El término ya figura en el Diccionario de la Lengua Española y fue creado por Adela Cortina, filósofa española y autora del libro Aporofobia, el rechazo al pobre. Un desafío para la democracia. Cortina justifica haberle dado un nombre a estas emociones, sentimientos y pensamientos que despiertan los pobres para darle existencia y también un lugar en la conciencia y en la discusión personal y social, tal como ocurrió con la palabra Femicidio, cuyo peso específico, incluso legal, ya no se discute.

--- Tarea ---
Transcribe del texto proporcionado el fragmento que empieza en "El término ya" y termina en "no se discute.". Los datos no hacen falta.

--- Entradas enumeradas ---
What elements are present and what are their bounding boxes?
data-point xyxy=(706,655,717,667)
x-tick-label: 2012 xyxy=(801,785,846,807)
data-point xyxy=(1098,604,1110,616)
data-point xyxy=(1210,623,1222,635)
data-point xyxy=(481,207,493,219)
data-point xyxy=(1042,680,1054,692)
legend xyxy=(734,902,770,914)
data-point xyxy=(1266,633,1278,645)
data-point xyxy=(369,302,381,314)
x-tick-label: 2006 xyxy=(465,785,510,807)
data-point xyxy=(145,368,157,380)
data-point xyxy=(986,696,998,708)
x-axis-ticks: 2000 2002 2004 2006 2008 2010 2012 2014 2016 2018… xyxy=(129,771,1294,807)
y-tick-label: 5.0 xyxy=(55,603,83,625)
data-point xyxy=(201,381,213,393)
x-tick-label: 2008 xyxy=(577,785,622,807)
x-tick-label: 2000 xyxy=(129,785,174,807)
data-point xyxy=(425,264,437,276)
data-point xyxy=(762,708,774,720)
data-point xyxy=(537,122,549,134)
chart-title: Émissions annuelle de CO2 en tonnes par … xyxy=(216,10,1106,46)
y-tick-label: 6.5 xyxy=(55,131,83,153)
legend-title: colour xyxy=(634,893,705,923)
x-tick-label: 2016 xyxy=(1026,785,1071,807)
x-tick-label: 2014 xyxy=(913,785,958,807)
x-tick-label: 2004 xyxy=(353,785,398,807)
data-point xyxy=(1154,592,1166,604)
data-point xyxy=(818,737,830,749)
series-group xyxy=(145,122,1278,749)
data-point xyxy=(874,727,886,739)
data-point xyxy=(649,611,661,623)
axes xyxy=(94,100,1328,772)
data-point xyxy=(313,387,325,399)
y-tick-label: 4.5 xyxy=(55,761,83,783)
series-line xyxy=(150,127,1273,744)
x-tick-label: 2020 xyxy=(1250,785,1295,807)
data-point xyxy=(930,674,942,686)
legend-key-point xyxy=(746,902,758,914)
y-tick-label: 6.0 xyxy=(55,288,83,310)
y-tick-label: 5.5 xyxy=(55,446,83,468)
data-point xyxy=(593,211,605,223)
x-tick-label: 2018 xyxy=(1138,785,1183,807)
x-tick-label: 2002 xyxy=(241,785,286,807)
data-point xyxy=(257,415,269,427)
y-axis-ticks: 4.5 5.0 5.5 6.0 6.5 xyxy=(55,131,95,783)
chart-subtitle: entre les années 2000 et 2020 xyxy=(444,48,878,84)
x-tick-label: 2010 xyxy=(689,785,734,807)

--- Respuesta del ejercicio ---
El término ya figura en el Diccionario de la Lengua Española y fue creado por Adela Cortina, filósofa española y autora del libro Aporofobia, el rechazo al pobre. Un desafío para la democracia. Cortina justifica haberle dado un nombre a estas emociones, sentimientos y pensamientos que despiertan los pobres para darle existencia y también un lugar en la conciencia y en la discusión personal y social, tal como ocurrió con la palabra Femicidio, cuyo peso específico, incluso legal, ya no se discute.